Data records
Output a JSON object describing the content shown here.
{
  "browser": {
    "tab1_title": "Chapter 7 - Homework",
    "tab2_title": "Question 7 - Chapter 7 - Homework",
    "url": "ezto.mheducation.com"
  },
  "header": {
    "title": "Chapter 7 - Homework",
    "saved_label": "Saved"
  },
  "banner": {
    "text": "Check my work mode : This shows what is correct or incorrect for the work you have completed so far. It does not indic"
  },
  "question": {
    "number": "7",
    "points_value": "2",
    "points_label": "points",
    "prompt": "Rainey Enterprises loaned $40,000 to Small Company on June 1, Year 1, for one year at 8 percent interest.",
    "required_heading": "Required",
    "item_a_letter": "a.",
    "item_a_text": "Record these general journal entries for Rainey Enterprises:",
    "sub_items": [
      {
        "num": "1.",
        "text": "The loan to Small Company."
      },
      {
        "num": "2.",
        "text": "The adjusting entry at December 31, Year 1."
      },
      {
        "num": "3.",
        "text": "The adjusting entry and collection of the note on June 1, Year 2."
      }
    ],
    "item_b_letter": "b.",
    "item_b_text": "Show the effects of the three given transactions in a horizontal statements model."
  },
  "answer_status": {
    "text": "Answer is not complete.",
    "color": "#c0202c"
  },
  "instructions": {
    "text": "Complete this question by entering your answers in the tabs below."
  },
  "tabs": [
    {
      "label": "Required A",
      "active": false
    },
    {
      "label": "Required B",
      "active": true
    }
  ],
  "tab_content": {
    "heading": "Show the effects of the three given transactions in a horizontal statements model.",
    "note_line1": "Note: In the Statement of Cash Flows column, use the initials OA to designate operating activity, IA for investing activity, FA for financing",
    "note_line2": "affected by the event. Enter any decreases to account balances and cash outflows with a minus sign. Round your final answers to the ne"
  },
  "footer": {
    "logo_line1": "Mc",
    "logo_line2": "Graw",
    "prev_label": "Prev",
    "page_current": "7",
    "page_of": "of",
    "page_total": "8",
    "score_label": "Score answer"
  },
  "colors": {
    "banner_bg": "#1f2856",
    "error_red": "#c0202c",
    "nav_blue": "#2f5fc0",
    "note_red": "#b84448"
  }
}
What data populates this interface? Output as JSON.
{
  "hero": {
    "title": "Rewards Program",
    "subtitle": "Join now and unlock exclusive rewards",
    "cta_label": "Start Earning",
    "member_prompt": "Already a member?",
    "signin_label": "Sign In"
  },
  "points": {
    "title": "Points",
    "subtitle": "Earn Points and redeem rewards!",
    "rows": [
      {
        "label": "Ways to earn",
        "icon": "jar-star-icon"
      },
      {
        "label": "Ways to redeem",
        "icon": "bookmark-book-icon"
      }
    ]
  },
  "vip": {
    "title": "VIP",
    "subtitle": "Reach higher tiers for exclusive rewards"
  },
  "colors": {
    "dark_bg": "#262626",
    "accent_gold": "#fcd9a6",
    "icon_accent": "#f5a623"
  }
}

# [The request]
Note how many lines in the listing above hold the string "three", then give only that figure.

# [Response to the task]
2